• STATED TASK: Where the word "this" occurs in a line, return that line.

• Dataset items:
*-*-*

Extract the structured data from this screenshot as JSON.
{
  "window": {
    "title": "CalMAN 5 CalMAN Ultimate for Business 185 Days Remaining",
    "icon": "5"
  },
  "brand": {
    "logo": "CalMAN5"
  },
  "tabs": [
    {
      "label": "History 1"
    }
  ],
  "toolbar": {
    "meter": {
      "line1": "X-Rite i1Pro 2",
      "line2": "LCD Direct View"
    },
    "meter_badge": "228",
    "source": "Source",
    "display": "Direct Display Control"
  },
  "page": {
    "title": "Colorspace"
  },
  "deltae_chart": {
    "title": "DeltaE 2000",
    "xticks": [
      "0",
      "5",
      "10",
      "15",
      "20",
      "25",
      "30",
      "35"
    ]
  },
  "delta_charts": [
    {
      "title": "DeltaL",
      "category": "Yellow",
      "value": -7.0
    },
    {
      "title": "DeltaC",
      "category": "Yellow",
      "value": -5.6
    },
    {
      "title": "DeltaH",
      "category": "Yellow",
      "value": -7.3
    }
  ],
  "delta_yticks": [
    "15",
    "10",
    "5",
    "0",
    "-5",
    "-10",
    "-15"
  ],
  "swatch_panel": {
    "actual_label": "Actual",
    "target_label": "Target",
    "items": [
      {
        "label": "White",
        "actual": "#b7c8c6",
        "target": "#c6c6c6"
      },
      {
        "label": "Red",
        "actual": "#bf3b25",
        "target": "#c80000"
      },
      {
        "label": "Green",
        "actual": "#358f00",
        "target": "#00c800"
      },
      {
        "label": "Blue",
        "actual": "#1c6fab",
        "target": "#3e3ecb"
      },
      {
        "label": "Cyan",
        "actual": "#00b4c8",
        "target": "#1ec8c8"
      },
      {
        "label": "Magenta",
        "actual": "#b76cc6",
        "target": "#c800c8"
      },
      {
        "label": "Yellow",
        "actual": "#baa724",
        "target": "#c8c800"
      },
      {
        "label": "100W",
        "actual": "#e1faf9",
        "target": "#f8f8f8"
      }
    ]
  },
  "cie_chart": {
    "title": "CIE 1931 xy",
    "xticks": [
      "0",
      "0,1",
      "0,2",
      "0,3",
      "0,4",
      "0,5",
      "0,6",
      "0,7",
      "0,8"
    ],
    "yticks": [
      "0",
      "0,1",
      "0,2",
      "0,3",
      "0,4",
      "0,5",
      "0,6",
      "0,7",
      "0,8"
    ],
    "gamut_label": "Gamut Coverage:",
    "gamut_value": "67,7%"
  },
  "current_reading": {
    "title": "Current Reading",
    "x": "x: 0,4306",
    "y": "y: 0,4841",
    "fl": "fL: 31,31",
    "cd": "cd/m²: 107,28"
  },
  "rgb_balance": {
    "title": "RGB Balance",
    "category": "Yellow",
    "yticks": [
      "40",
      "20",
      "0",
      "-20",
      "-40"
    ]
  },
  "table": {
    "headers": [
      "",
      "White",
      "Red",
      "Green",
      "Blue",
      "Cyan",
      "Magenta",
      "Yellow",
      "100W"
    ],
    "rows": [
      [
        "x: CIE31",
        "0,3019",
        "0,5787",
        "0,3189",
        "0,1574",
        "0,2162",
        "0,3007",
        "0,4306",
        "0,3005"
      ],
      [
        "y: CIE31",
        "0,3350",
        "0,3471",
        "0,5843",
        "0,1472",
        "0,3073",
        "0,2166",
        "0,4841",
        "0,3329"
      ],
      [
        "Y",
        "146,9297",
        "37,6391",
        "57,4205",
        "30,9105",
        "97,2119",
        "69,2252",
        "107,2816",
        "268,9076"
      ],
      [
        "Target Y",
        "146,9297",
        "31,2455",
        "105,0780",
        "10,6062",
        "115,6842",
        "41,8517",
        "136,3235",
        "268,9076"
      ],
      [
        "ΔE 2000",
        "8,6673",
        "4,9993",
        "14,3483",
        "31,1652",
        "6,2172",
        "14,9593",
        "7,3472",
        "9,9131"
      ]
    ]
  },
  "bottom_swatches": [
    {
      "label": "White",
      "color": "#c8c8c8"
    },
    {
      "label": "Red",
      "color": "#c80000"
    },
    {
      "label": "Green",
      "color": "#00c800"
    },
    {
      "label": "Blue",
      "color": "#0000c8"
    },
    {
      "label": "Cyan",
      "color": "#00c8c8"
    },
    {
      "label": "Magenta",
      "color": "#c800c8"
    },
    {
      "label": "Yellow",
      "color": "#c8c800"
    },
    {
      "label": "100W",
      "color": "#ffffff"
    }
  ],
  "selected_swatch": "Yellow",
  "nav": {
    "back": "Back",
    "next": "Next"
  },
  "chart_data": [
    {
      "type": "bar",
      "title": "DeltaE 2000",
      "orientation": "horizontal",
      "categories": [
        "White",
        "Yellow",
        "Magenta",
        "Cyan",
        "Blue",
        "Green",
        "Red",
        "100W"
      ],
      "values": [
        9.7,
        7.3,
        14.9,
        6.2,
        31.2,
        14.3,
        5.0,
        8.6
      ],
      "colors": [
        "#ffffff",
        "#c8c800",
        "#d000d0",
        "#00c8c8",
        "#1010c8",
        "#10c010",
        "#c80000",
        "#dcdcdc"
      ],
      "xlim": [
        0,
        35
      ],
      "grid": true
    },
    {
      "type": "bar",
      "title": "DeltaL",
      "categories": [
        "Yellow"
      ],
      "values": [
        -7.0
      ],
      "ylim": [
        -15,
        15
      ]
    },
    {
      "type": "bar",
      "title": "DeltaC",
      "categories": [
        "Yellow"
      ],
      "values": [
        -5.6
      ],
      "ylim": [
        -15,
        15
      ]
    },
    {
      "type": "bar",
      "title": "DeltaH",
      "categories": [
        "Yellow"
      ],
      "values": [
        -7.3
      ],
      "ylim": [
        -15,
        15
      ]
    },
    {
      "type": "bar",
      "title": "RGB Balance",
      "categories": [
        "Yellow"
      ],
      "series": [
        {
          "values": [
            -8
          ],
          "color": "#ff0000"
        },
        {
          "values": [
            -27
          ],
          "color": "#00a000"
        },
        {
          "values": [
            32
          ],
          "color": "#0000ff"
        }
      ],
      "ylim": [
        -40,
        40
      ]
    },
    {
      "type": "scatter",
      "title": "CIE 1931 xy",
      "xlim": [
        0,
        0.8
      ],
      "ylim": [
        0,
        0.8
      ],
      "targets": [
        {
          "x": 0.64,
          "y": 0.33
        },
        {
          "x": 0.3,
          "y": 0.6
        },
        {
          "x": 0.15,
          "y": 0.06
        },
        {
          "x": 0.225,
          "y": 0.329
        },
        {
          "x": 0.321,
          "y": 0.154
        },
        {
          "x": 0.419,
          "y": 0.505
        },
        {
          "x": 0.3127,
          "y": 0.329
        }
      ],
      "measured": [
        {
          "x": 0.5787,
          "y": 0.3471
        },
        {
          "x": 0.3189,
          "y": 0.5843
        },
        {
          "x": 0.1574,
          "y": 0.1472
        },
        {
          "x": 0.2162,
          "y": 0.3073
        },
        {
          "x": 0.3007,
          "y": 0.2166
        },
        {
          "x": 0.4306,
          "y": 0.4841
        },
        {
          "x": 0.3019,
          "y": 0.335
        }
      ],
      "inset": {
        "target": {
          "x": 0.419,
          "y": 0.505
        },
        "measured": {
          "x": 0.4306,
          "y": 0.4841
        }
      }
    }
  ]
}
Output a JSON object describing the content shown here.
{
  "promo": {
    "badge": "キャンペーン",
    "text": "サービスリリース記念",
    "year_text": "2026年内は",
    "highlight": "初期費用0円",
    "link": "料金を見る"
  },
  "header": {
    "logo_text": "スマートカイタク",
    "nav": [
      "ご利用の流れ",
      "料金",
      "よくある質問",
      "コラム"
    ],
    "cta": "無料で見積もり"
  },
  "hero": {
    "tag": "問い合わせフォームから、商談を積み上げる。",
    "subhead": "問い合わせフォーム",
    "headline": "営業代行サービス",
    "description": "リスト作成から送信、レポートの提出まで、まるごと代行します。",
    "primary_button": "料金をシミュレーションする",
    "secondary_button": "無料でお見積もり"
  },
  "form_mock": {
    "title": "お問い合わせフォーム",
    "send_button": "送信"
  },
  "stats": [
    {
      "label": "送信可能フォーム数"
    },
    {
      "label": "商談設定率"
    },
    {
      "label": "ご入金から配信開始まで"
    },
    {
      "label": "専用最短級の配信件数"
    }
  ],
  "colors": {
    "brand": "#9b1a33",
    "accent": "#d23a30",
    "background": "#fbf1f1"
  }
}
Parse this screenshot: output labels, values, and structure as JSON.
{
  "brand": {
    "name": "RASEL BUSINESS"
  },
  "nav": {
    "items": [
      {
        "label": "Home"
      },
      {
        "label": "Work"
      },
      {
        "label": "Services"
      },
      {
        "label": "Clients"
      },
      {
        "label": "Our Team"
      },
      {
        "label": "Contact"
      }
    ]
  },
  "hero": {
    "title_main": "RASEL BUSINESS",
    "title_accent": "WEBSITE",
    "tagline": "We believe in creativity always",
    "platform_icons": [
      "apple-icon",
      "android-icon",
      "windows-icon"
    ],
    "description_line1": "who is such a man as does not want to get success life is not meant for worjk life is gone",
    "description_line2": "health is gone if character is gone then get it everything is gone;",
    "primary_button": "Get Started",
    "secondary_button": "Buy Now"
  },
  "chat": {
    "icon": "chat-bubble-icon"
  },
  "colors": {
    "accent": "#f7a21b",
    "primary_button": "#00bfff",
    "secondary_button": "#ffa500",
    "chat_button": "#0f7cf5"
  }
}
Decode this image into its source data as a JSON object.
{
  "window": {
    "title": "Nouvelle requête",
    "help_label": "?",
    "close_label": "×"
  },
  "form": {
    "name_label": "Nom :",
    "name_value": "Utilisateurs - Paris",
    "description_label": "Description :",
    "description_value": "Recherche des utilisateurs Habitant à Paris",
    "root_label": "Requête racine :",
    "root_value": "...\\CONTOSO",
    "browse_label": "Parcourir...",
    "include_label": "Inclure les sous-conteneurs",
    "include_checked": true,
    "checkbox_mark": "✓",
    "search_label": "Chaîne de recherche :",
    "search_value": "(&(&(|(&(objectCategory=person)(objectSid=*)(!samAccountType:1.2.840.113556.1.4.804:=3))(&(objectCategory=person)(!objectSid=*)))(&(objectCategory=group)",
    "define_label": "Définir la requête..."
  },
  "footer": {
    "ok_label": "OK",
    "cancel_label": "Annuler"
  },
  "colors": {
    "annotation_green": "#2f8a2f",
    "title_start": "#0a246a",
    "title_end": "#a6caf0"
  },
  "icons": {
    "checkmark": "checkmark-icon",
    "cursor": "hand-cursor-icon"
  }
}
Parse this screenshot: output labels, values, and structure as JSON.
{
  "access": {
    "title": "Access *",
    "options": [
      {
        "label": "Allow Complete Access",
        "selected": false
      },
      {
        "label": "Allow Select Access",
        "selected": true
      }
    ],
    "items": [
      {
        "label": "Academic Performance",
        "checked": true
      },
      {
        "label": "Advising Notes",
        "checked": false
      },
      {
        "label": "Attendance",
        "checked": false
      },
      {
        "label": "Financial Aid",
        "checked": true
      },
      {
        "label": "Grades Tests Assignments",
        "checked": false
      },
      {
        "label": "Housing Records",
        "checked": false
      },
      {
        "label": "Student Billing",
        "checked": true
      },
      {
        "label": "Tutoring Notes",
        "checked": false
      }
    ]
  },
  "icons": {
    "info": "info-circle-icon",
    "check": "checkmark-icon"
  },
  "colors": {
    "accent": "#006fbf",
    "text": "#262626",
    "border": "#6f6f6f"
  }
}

*-*-*

• ANSWER TO THE TASK:
Extract the structured data from this screenshot as JSON.
Parse this screenshot: output labels, values, and structure as JSON.
Decode this image into its source data as a JSON object.
Parse this screenshot: output labels, values, and structure as JSON.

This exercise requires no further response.